- [Brief]
Output every line of the data exactly as it appears.

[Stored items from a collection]

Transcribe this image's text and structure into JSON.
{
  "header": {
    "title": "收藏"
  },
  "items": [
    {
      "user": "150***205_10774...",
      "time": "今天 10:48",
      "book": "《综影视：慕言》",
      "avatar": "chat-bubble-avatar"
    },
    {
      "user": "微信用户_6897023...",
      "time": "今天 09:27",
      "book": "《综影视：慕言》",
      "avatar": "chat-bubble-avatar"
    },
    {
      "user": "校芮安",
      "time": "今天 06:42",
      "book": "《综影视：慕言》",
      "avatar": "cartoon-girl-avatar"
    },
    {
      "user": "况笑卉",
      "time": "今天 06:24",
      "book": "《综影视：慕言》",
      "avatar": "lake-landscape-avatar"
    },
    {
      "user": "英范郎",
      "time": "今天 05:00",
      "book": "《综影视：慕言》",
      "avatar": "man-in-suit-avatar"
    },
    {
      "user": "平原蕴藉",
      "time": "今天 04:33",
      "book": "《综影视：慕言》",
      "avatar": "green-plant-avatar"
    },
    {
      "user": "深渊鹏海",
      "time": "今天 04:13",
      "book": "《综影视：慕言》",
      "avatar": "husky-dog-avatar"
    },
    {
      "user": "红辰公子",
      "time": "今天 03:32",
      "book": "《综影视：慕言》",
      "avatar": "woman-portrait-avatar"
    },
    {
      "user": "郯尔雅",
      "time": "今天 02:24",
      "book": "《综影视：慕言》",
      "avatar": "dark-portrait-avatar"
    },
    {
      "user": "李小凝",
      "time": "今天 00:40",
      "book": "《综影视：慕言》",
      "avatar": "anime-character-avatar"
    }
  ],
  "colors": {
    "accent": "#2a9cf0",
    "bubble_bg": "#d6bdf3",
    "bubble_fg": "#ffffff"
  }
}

- [Task output]
Transcribe this image's text and structure into JSON.
{
  "header": {
    "title": "收藏"
  },
  "items": [
    {
      "user": "150***205_10774...",
      "time": "今天 10:48",
      "book": "《综影视：慕言》",
      "avatar": "chat-bubble-avatar"
    },
    {
      "user": "微信用户_6897023...",
      "time": "今天 09:27",
      "book": "《综影视：慕言》",
      "avatar": "chat-bubble-avatar"
    },
    {
      "user": "校芮安",
      "time": "今天 06:42",
      "book": "《综影视：慕言》",
      "avatar": "cartoon-girl-avatar"
    },
    {
      "user": "况笑卉",
      "time": "今天 06:24",
      "book": "《综影视：慕言》",
      "avatar": "lake-landscape-avatar"
    },
    {
      "user": "英范郎",
      "time": "今天 05:00",
      "book": "《综影视：慕言》",
      "avatar": "man-in-suit-avatar"
    },
    {
      "user": "平原蕴藉",
      "time": "今天 04:33",
      "book": "《综影视：慕言》",
      "avatar": "green-plant-avatar"
    },
    {
      "user": "深渊鹏海",
      "time": "今天 04:13",
      "book": "《综影视：慕言》",
      "avatar": "husky-dog-avatar"
    },
    {
      "user": "红辰公子",
      "time": "今天 03:32",
      "book": "《综影视：慕言》",
      "avatar": "woman-portrait-avatar"
    },
    {
      "user": "郯尔雅",
      "time": "今天 02:24",
      "book": "《综影视：慕言》",
      "avatar": "dark-portrait-avatar"
    },
    {
      "user": "李小凝",
      "time": "今天 00:40",
      "book": "《综影视：慕言》",
      "avatar": "anime-character-avatar"
    }
  ],
  "colors": {
    "accent": "#2a9cf0",
    "bubble_bg": "#d6bdf3",
    "bubble_fg": "#ffffff"
  }
}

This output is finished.